Written request: Would you repeat the listing exactly but omit every picture?
[BEGIN]
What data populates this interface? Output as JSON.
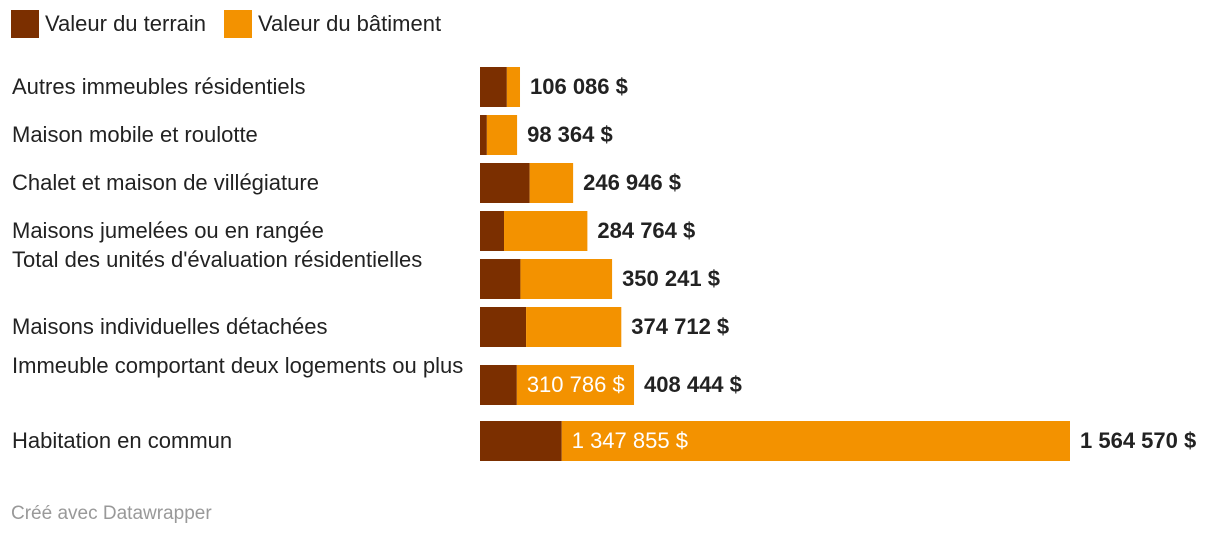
{
  "legend": [
    {
      "label": "Valeur du terrain",
      "color": "#7b2f00"
    },
    {
      "label": "Valeur du bâtiment",
      "color": "#f39200"
    }
  ],
  "chart_data": {
    "type": "bar",
    "orientation": "horizontal",
    "stacked": true,
    "categories": [
      "Autres immeubles résidentiels",
      "Maison mobile et roulotte",
      "Chalet et maison de villégiature",
      "Maisons jumelées ou en rangée",
      "Total des unités d'évaluation résidentielles",
      "Maisons individuelles détachées",
      "Immeuble comportant deux logements ou plus",
      "Habitation en commun"
    ],
    "series": [
      {
        "name": "Valeur du terrain",
        "color": "#7b2f00",
        "values": [
          71200,
          18200,
          131800,
          63700,
          107200,
          122200,
          97658,
          216715
        ]
      },
      {
        "name": "Valeur du bâtiment",
        "color": "#f39200",
        "values": [
          34886,
          80164,
          115146,
          221064,
          243041,
          252512,
          310786,
          1347855
        ]
      }
    ],
    "totals": [
      106086,
      98364,
      246946,
      284764,
      350241,
      374712,
      408444,
      1564570
    ],
    "total_labels": [
      "106 086 $",
      "98 364 $",
      "246 946 $",
      "284 764 $",
      "350 241 $",
      "374 712 $",
      "408 444 $",
      "1 564 570 $"
    ],
    "inside_labels": [
      "",
      "",
      "",
      "",
      "",
      "",
      "310 786 $",
      "1 347 855 $"
    ],
    "xlim": [
      0,
      1564570
    ],
    "grid": false,
    "legend_position": "top-left"
  },
  "footer": "Créé avec Datawrapper"
}
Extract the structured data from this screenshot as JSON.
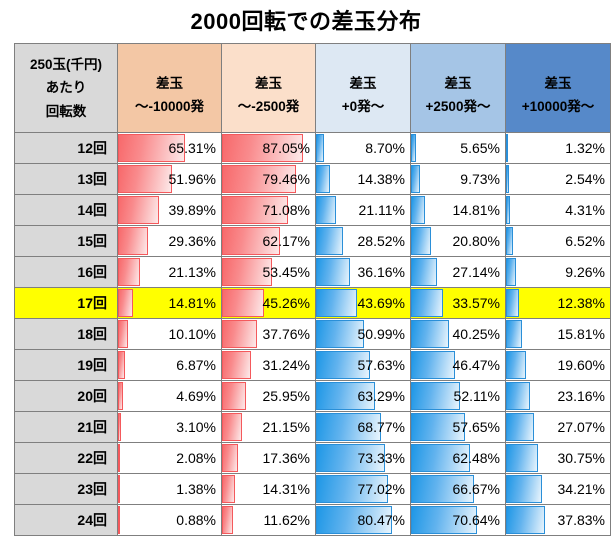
{
  "title": "2000回転での差玉分布",
  "table": {
    "corner_header_lines": [
      "250玉(千円)",
      "あたり",
      "回転数"
    ],
    "columns": [
      {
        "line1": "差玉",
        "line2": "～-10000発",
        "header_bg": "#f3c7a5",
        "bar": "red"
      },
      {
        "line1": "差玉",
        "line2": "～-2500発",
        "header_bg": "#fbdfca",
        "bar": "red"
      },
      {
        "line1": "差玉",
        "line2": "+0発～",
        "header_bg": "#dde8f3",
        "bar": "blue"
      },
      {
        "line1": "差玉",
        "line2": "+2500発～",
        "header_bg": "#a5c5e6",
        "bar": "blue"
      },
      {
        "line1": "差玉",
        "line2": "+10000発～",
        "header_bg": "#5689c9",
        "bar": "blue"
      }
    ],
    "rows": [
      {
        "label": "12回",
        "values": [
          "65.31%",
          "87.05%",
          "8.70%",
          "5.65%",
          "1.32%"
        ],
        "highlight": false
      },
      {
        "label": "13回",
        "values": [
          "51.96%",
          "79.46%",
          "14.38%",
          "9.73%",
          "2.54%"
        ],
        "highlight": false
      },
      {
        "label": "14回",
        "values": [
          "39.89%",
          "71.08%",
          "21.11%",
          "14.81%",
          "4.31%"
        ],
        "highlight": false
      },
      {
        "label": "15回",
        "values": [
          "29.36%",
          "62.17%",
          "28.52%",
          "20.80%",
          "6.52%"
        ],
        "highlight": false
      },
      {
        "label": "16回",
        "values": [
          "21.13%",
          "53.45%",
          "36.16%",
          "27.14%",
          "9.26%"
        ],
        "highlight": false
      },
      {
        "label": "17回",
        "values": [
          "14.81%",
          "45.26%",
          "43.69%",
          "33.57%",
          "12.38%"
        ],
        "highlight": true
      },
      {
        "label": "18回",
        "values": [
          "10.10%",
          "37.76%",
          "50.99%",
          "40.25%",
          "15.81%"
        ],
        "highlight": false
      },
      {
        "label": "19回",
        "values": [
          "6.87%",
          "31.24%",
          "57.63%",
          "46.47%",
          "19.60%"
        ],
        "highlight": false
      },
      {
        "label": "20回",
        "values": [
          "4.69%",
          "25.95%",
          "63.29%",
          "52.11%",
          "23.16%"
        ],
        "highlight": false
      },
      {
        "label": "21回",
        "values": [
          "3.10%",
          "21.15%",
          "68.77%",
          "57.65%",
          "27.07%"
        ],
        "highlight": false
      },
      {
        "label": "22回",
        "values": [
          "2.08%",
          "17.36%",
          "73.33%",
          "62.48%",
          "30.75%"
        ],
        "highlight": false
      },
      {
        "label": "23回",
        "values": [
          "1.38%",
          "14.31%",
          "77.02%",
          "66.67%",
          "34.21%"
        ],
        "highlight": false
      },
      {
        "label": "24回",
        "values": [
          "0.88%",
          "11.62%",
          "80.47%",
          "70.64%",
          "37.83%"
        ],
        "highlight": false
      }
    ]
  },
  "colors": {
    "row_label_bg": "#d9d9d9",
    "highlight_bg": "#ffff00",
    "header_orange_strong": "#f3c7a5",
    "header_orange_light": "#fbdfca",
    "header_blue_light": "#dde8f3",
    "header_blue_mid": "#a5c5e6",
    "header_blue_strong": "#5689c9",
    "bar_red": "#f8696b",
    "bar_blue": "#1e97e6",
    "cell_border": "#7f7f7f"
  },
  "chart_data": {
    "type": "table",
    "title": "2000回転での差玉分布",
    "row_header_label": "250玉(千円)あたり回転数",
    "categories": [
      "12回",
      "13回",
      "14回",
      "15回",
      "16回",
      "17回",
      "18回",
      "19回",
      "20回",
      "21回",
      "22回",
      "23回",
      "24回"
    ],
    "series": [
      {
        "name": "差玉 ～-10000発",
        "values": [
          65.31,
          51.96,
          39.89,
          29.36,
          21.13,
          14.81,
          10.1,
          6.87,
          4.69,
          3.1,
          2.08,
          1.38,
          0.88
        ]
      },
      {
        "name": "差玉 ～-2500発",
        "values": [
          87.05,
          79.46,
          71.08,
          62.17,
          53.45,
          45.26,
          37.76,
          31.24,
          25.95,
          21.15,
          17.36,
          14.31,
          11.62
        ]
      },
      {
        "name": "差玉 +0発～",
        "values": [
          8.7,
          14.38,
          21.11,
          28.52,
          36.16,
          43.69,
          50.99,
          57.63,
          63.29,
          68.77,
          73.33,
          77.02,
          80.47
        ]
      },
      {
        "name": "差玉 +2500発～",
        "values": [
          5.65,
          9.73,
          14.81,
          20.8,
          27.14,
          33.57,
          40.25,
          46.47,
          52.11,
          57.65,
          62.48,
          66.67,
          70.64
        ]
      },
      {
        "name": "差玉 +10000発～",
        "values": [
          1.32,
          2.54,
          4.31,
          6.52,
          9.26,
          12.38,
          15.81,
          19.6,
          23.16,
          27.07,
          30.75,
          34.21,
          37.83
        ]
      }
    ],
    "unit": "%",
    "bar_scale": [
      0,
      100
    ],
    "highlighted_category": "17回",
    "notes": "in-cell data bars; red bars for negative差玉 columns, blue bars for positive差玉 columns"
  }
}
[END]
Correct response:
What data populates this interface? Output as JSON.
{
  "legend": [
    {
      "label": "Valeur du terrain",
      "color": "#7b2f00"
    },
    {
      "label": "Valeur du bâtiment",
      "color": "#f39200"
    }
  ],
  "chart_data": {
    "type": "bar",
    "orientation": "horizontal",
    "stacked": true,
    "categories": [
      "Autres immeubles résidentiels",
      "Maison mobile et roulotte",
      "Chalet et maison de villégiature",
      "Maisons jumelées ou en rangée",
      "Total des unités d'évaluation résidentielles",
      "Maisons individuelles détachées",
      "Immeuble comportant deux logements ou plus",
      "Habitation en commun"
    ],
    "series": [
      {
        "name": "Valeur du terrain",
        "color": "#7b2f00",
        "values": [
          71200,
          18200,
          131800,
          63700,
          107200,
          122200,
          97658,
          216715
        ]
      },
      {
        "name": "Valeur du bâtiment",
        "color": "#f39200",
        "values": [
          34886,
          80164,
          115146,
          221064,
          243041,
          252512,
          310786,
          1347855
        ]
      }
    ],
    "totals": [
      106086,
      98364,
      246946,
      284764,
      350241,
      374712,
      408444,
      1564570
    ],
    "total_labels": [
      "106 086 $",
      "98 364 $",
      "246 946 $",
      "284 764 $",
      "350 241 $",
      "374 712 $",
      "408 444 $",
      "1 564 570 $"
    ],
    "inside_labels": [
      "",
      "",
      "",
      "",
      "",
      "",
      "310 786 $",
      "1 347 855 $"
    ],
    "xlim": [
      0,
      1564570
    ],
    "grid": false,
    "legend_position": "top-left"
  },
  "footer": "Créé avec Datawrapper"
}
Extract the structured data from this screenshot as JSON.
{
  "title": "2000回転での差玉分布",
  "table": {
    "corner_header_lines": [
      "250玉(千円)",
      "あたり",
      "回転数"
    ],
    "columns": [
      {
        "line1": "差玉",
        "line2": "～-10000発",
        "header_bg": "#f3c7a5",
        "bar": "red"
      },
      {
        "line1": "差玉",
        "line2": "～-2500発",
        "header_bg": "#fbdfca",
        "bar": "red"
      },
      {
        "line1": "差玉",
        "line2": "+0発～",
        "header_bg": "#dde8f3",
        "bar": "blue"
      },
      {
        "line1": "差玉",
        "line2": "+2500発～",
        "header_bg": "#a5c5e6",
        "bar": "blue"
      },
      {
        "line1": "差玉",
        "line2": "+10000発～",
        "header_bg": "#5689c9",
        "bar": "blue"
      }
    ],
    "rows": [
      {
        "label": "12回",
        "values": [
          "65.31%",
          "87.05%",
          "8.70%",
          "5.65%",
          "1.32%"
        ],
        "highlight": false
      },
      {
        "label": "13回",
        "values": [
          "51.96%",
          "79.46%",
          "14.38%",
          "9.73%",
          "2.54%"
        ],
        "highlight": false
      },
      {
        "label": "14回",
        "values": [
          "39.89%",
          "71.08%",
          "21.11%",
          "14.81%",
          "4.31%"
        ],
        "highlight": false
      },
      {
        "label": "15回",
        "values": [
          "29.36%",
          "62.17%",
          "28.52%",
          "20.80%",
          "6.52%"
        ],
        "highlight": false
      },
      {
        "label": "16回",
        "values": [
          "21.13%",
          "53.45%",
          "36.16%",
          "27.14%",
          "9.26%"
        ],
        "highlight": false
      },
      {
        "label": "17回",
        "values": [
          "14.81%",
          "45.26%",
          "43.69%",
          "33.57%",
          "12.38%"
        ],
        "highlight": true
      },
      {
        "label": "18回",
        "values": [
          "10.10%",
          "37.76%",
          "50.99%",
          "40.25%",
          "15.81%"
        ],
        "highlight": false
      },
      {
        "label": "19回",
        "values": [
          "6.87%",
          "31.24%",
          "57.63%",
          "46.47%",
          "19.60%"
        ],
        "highlight": false
      },
      {
        "label": "20回",
        "values": [
          "4.69%",
          "25.95%",
          "63.29%",
          "52.11%",
          "23.16%"
        ],
        "highlight": false
      },
      {
        "label": "21回",
        "values": [
          "3.10%",
          "21.15%",
          "68.77%",
          "57.65%",
          "27.07%"
        ],
        "highlight": false
      },
      {
        "label": "22回",
        "values": [
          "2.08%",
          "17.36%",
          "73.33%",
          "62.48%",
          "30.75%"
        ],
        "highlight": false
      },
      {
        "label": "23回",
        "values": [
          "1.38%",
          "14.31%",
          "77.02%",
          "66.67%",
          "34.21%"
        ],
        "highlight": false
      },
      {
        "label": "24回",
        "values": [
          "0.88%",
          "11.62%",
          "80.47%",
          "70.64%",
          "37.83%"
        ],
        "highlight": false
      }
    ]
  },
  "colors": {
    "row_label_bg": "#d9d9d9",
    "highlight_bg": "#ffff00",
    "header_orange_strong": "#f3c7a5",
    "header_orange_light": "#fbdfca",
    "header_blue_light": "#dde8f3",
    "header_blue_mid": "#a5c5e6",
    "header_blue_strong": "#5689c9",
    "bar_red": "#f8696b",
    "bar_blue": "#1e97e6",
    "cell_border": "#7f7f7f"
  },
  "chart_data": {
    "type": "table",
    "title": "2000回転での差玉分布",
    "row_header_label": "250玉(千円)あたり回転数",
    "categories": [
      "12回",
      "13回",
      "14回",
      "15回",
      "16回",
      "17回",
      "18回",
      "19回",
      "20回",
      "21回",
      "22回",
      "23回",
      "24回"
    ],
    "series": [
      {
        "name": "差玉 ～-10000発",
        "values": [
          65.31,
          51.96,
          39.89,
          29.36,
          21.13,
          14.81,
          10.1,
          6.87,
          4.69,
          3.1,
          2.08,
          1.38,
          0.88
        ]
      },
      {
        "name": "差玉 ～-2500発",
        "values": [
          87.05,
          79.46,
          71.08,
          62.17,
          53.45,
          45.26,
          37.76,
          31.24,
          25.95,
          21.15,
          17.36,
          14.31,
          11.62
        ]
      },
      {
        "name": "差玉 +0発～",
        "values": [
          8.7,
          14.38,
          21.11,
          28.52,
          36.16,
          43.69,
          50.99,
          57.63,
          63.29,
          68.77,
          73.33,
          77.02,
          80.47
        ]
      },
      {
        "name": "差玉 +2500発～",
        "values": [
          5.65,
          9.73,
          14.81,
          20.8,
          27.14,
          33.57,
          40.25,
          46.47,
          52.11,
          57.65,
          62.48,
          66.67,
          70.64
        ]
      },
      {
        "name": "差玉 +10000発～",
        "values": [
          1.32,
          2.54,
          4.31,
          6.52,
          9.26,
          12.38,
          15.81,
          19.6,
          23.16,
          27.07,
          30.75,
          34.21,
          37.83
        ]
      }
    ],
    "unit": "%",
    "bar_scale": [
      0,
      100
    ],
    "highlighted_category": "17回",
    "notes": "in-cell data bars; red bars for negative差玉 columns, blue bars for positive差玉 columns"
  }
}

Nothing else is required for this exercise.